● Exercise task:
Copy every line with the string "大便干结" in it.

Collection entries:
....
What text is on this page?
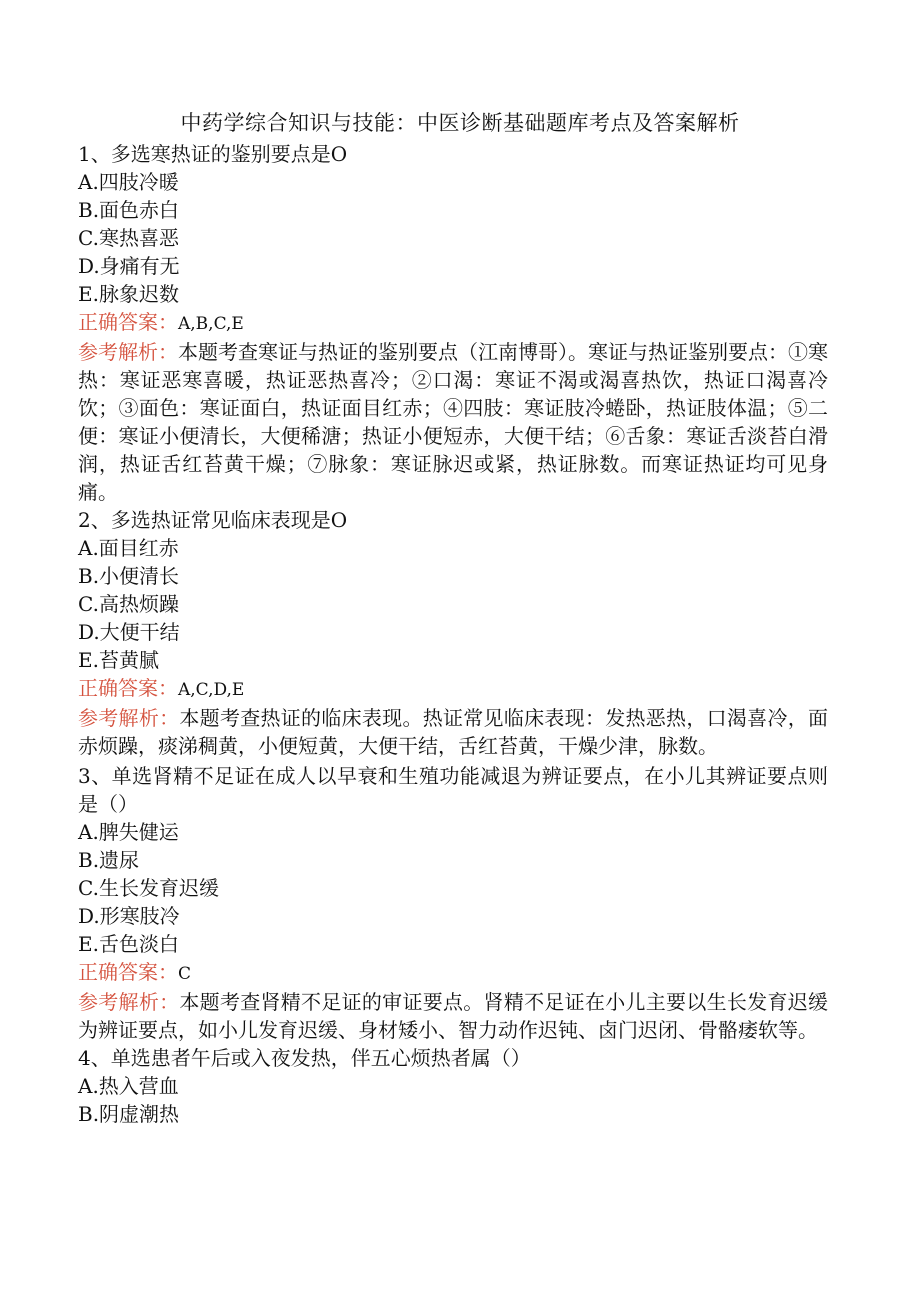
中药学综合知识与技能：中医诊断基础题库考点及答案解析
1、多选寒热证的鉴别要点是O
A.四肢冷暖
B.面色赤白
C.寒热喜恶
D.身痛有无
E.脉象迟数
正确答案：A,B,C,E
参考解析：本题考查寒证与热证的鉴别要点（江南博哥）。寒证与热证鉴别要点：①寒热：寒证恶寒喜暖，热证恶热喜冷；②口渴：寒证不渴或渴喜热饮，热证口渴喜冷饮；③面色：寒证面白，热证面目红赤；④四肢：寒证肢冷蜷卧，热证肢体温；⑤二便：寒证小便清长，大便稀溏；热证小便短赤，大便干结；⑥舌象：寒证舌淡苔白滑润，热证舌红苔黄干燥；⑦脉象：寒证脉迟或紧，热证脉数。而寒证热证均可见身痛。
2、多选热证常见临床表现是O
A.面目红赤
B.小便清长
C.高热烦躁
D.大便干结
E.苔黄腻
正确答案：A,C,D,E
参考解析：本题考查热证的临床表现。热证常见临床表现：发热恶热，口渴喜冷，面赤烦躁，痰涕稠黄，小便短黄，大便干结，舌红苔黄，干燥少津，脉数。
3、单选肾精不足证在成人以早衰和生殖功能减退为辨证要点，在小儿其辨证要点则是（）
A.脾失健运
B.遗尿
C.生长发育迟缓
D.形寒肢冷
E.舌色淡白
正确答案：C
参考解析：本题考查肾精不足证的审证要点。肾精不足证在小儿主要以生长发育迟缓为辨证要点，如小儿发育迟缓、身材矮小、智力动作迟钝、卤门迟闭、骨骼痿软等。
4、单选患者午后或入夜发热，伴五心烦热者属（）
A.热入营血
B.阴虚潮热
....
● The answer:
参考解析：本题考查寒证与热证的鉴别要点（江南博哥）。寒证与热证鉴别要点：①寒热：寒证恶寒喜暖，热证恶热喜冷；②口渴：寒证不渴或渴喜热饮，热证口渴喜冷饮；③面色：寒证面白，热证面目红赤；④四肢：寒证肢冷蜷卧，热证肢体温；⑤二便：寒证小便清长，大便稀溏；热证小便短赤，大便干结；⑥舌象：寒证舌淡苔白滑润，热证舌红苔黄干燥；⑦脉象：寒证脉迟或紧，热证脉数。而寒证热证均可见身痛。
D.大便干结
参考解析：本题考查热证的临床表现。热证常见临床表现：发热恶热，口渴喜冷，面赤烦躁，痰涕稠黄，小便短黄，大便干结，舌红苔黄，干燥少津，脉数。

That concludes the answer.